### WRITTEN REQUEST
Every line that contains the word "height" should be copied out.

### INFORMATION PROVIDED
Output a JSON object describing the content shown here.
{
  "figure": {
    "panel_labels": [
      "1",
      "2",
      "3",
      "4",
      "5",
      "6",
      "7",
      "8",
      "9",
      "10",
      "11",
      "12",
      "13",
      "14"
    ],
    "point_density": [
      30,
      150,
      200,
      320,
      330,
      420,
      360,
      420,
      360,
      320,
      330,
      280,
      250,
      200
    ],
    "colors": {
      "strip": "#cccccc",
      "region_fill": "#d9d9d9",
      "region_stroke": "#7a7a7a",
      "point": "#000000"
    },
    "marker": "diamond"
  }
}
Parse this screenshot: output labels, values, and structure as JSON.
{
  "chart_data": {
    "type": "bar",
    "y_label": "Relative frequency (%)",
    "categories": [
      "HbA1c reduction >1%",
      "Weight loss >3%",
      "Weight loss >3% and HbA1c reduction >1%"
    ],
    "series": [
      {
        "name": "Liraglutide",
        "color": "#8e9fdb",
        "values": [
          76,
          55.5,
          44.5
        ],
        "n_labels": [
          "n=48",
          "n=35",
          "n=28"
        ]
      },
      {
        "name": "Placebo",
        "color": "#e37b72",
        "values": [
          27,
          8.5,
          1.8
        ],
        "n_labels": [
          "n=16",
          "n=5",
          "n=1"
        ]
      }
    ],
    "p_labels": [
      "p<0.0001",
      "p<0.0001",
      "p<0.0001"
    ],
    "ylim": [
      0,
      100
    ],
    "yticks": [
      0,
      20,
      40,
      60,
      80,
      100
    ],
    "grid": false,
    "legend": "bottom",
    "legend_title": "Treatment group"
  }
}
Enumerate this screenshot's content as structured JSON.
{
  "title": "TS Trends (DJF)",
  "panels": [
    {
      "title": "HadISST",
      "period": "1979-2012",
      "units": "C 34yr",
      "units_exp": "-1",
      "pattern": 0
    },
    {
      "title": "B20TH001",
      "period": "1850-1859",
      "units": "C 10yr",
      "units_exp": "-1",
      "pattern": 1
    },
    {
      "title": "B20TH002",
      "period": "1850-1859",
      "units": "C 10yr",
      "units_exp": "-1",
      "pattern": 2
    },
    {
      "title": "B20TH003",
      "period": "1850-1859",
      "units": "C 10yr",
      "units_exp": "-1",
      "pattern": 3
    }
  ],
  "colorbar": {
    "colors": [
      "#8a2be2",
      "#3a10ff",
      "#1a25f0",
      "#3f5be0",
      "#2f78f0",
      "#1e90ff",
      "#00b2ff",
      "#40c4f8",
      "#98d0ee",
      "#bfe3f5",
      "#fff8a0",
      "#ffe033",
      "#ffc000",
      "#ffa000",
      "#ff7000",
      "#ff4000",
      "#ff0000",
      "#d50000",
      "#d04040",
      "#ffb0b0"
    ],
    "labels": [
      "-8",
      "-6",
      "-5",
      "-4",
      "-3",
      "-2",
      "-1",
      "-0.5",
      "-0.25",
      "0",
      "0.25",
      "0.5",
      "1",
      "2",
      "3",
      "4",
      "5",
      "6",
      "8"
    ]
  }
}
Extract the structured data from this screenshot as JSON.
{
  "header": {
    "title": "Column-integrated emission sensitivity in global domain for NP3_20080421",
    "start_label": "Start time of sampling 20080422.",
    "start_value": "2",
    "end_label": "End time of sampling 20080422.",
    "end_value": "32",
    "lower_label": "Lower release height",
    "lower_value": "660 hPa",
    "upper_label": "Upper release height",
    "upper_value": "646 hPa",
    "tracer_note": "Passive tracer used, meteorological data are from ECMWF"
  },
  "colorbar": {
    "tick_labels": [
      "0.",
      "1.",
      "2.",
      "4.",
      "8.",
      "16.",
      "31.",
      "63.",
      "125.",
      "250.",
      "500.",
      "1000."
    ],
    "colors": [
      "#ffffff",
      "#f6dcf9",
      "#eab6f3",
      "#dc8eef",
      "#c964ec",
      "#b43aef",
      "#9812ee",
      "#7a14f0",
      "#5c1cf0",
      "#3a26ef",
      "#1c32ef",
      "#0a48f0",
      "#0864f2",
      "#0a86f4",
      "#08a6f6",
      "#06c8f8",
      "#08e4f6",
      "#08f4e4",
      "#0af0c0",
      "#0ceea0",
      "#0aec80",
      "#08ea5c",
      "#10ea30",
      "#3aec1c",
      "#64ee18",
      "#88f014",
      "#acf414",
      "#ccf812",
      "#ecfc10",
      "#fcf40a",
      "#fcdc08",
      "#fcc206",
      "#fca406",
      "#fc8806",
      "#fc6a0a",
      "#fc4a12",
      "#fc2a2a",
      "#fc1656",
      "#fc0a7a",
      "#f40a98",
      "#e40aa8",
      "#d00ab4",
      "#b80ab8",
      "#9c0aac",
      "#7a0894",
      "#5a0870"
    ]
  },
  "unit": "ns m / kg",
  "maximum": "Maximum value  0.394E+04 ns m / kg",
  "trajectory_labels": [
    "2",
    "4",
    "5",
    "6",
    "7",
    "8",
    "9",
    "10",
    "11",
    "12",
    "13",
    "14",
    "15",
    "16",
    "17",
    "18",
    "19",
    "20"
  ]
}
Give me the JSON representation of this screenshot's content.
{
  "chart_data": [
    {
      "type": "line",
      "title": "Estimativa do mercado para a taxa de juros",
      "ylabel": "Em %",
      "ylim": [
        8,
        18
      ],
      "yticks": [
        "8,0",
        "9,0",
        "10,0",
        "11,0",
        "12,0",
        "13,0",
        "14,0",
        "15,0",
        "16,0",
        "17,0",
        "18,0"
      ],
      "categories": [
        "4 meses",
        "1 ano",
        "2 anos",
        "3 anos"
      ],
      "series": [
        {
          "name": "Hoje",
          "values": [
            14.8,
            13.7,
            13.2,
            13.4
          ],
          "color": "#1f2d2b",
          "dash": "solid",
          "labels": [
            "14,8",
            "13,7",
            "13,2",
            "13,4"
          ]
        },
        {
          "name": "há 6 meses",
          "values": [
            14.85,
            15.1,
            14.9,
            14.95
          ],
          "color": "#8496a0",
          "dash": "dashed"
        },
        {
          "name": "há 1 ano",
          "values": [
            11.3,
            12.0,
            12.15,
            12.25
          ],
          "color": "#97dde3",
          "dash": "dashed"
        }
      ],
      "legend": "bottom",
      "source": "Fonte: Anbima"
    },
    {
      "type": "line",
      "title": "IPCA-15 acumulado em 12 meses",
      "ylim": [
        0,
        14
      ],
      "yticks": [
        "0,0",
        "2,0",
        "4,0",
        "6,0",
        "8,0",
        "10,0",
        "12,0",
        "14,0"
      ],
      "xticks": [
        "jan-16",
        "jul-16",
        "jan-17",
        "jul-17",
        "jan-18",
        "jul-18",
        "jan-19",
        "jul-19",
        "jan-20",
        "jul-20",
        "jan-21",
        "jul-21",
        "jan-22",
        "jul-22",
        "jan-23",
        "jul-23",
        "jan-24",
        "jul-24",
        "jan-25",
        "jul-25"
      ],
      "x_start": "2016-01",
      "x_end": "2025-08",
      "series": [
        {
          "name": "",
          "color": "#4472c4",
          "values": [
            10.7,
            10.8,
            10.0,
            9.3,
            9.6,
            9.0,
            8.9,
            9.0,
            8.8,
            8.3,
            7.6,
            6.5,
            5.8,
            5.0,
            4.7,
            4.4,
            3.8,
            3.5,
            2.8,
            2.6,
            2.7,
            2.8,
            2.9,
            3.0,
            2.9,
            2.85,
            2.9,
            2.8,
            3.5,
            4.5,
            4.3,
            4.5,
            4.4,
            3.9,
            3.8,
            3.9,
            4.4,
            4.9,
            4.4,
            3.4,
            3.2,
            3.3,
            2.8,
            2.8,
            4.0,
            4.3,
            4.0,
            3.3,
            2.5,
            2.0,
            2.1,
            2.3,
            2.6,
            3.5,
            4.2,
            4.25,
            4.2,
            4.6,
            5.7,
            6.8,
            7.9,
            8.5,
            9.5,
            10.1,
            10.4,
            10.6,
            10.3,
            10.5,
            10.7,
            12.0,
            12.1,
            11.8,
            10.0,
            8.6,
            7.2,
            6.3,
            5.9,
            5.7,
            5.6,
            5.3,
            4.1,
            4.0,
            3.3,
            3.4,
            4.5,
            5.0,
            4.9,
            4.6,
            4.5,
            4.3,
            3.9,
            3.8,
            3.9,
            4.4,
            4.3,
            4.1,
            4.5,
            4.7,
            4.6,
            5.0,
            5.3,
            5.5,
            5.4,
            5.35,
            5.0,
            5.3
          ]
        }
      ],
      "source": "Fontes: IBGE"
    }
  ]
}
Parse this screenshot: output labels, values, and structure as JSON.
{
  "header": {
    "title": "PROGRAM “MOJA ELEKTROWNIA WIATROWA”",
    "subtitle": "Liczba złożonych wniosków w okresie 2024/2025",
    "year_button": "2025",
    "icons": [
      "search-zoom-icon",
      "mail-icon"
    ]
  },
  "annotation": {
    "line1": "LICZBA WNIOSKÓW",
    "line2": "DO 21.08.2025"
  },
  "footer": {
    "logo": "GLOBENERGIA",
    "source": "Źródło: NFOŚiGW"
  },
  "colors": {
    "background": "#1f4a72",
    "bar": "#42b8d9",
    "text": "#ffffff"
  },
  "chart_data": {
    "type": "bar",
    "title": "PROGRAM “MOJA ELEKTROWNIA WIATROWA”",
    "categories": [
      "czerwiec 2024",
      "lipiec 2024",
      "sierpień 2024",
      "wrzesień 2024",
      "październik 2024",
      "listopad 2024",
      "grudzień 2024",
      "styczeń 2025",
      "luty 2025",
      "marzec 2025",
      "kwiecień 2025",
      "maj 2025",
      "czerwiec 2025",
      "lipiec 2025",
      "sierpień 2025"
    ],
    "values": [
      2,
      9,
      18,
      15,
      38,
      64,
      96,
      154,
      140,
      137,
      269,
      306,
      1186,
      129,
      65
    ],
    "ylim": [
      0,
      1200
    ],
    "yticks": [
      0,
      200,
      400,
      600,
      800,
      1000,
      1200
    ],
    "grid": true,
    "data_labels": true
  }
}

### RESULT OF THE TASK
    "lower_label": "Lower release height",
    "upper_label": "Upper release height",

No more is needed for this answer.